Written instruction:
Return each line of the data below exactly, omitting any pictures.

Record set:
....
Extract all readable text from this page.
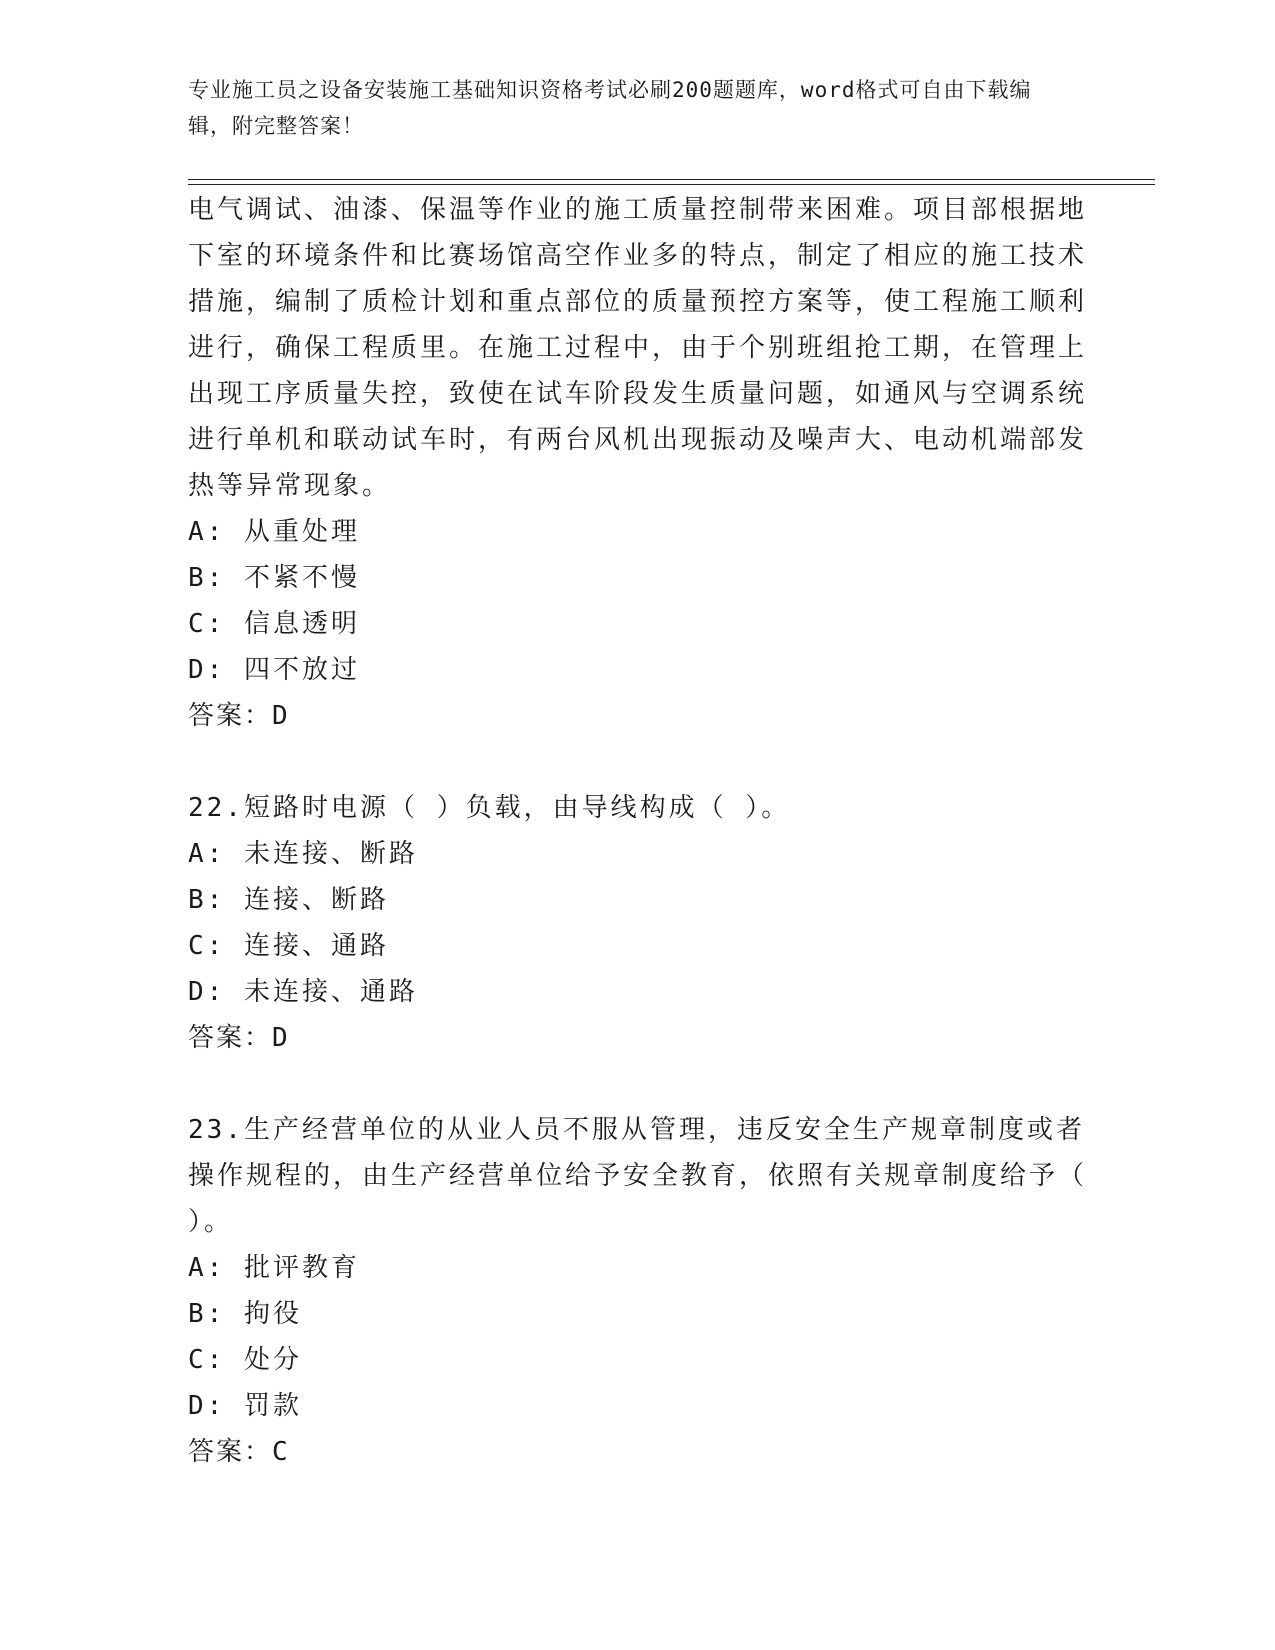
专业施工员之设备安装施工基础知识资格考试必刷200题题库，word格式可自由下载编辑，附完整答案！

电气调试、油漆、保温等作业的施工质量控制带来困难。项目部根据地下室的环境条件和比赛场馆高空作业多的特点，制定了相应的施工技术措施，编制了质检计划和重点部位的质量预控方案等，使工程施工顺利进行，确保工程质里。在施工过程中，由于个别班组抢工期，在管理上出现工序质量失控，致使在试车阶段发生质量问题，如通风与空调系统进行单机和联动试车时，有两台风机出现振动及噪声大、电动机端部发热等异常现象。

A: 从重处理

B: 不紧不慢

C: 信息透明

D: 四不放过

答案：D

22.短路时电源（ ）负载，由导线构成（ ）。

A: 未连接、断路

B: 连接、断路

C: 连接、通路

D: 未连接、通路

答案：D

23.生产经营单位的从业人员不服从管理，违反安全生产规章制度或者操作规程的，由生产经营单位给予安全教育，依照有关规章制度给予（ ）。

A: 批评教育

B: 拘役

C: 处分

D: 罚款

答案：C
....
Response to the exercise:
Extract all readable text from this page.
专业施工员之设备安装施工基础知识资格考试必刷200题题库，word格式可自由下载编辑，附完整答案！

电气调试、油漆、保温等作业的施工质量控制带来困难。项目部根据地下室的环境条件和比赛场馆高空作业多的特点，制定了相应的施工技术措施，编制了质检计划和重点部位的质量预控方案等，使工程施工顺利进行，确保工程质里。在施工过程中，由于个别班组抢工期，在管理上出现工序质量失控，致使在试车阶段发生质量问题，如通风与空调系统进行单机和联动试车时，有两台风机出现振动及噪声大、电动机端部发热等异常现象。

A: 从重处理

B: 不紧不慢

C: 信息透明

D: 四不放过

答案：D

22.短路时电源（ ）负载，由导线构成（ ）。

A: 未连接、断路

B: 连接、断路

C: 连接、通路

D: 未连接、通路

答案：D

23.生产经营单位的从业人员不服从管理，违反安全生产规章制度或者操作规程的，由生产经营单位给予安全教育，依照有关规章制度给予（ ）。

A: 批评教育

B: 拘役

C: 处分

D: 罚款

答案：C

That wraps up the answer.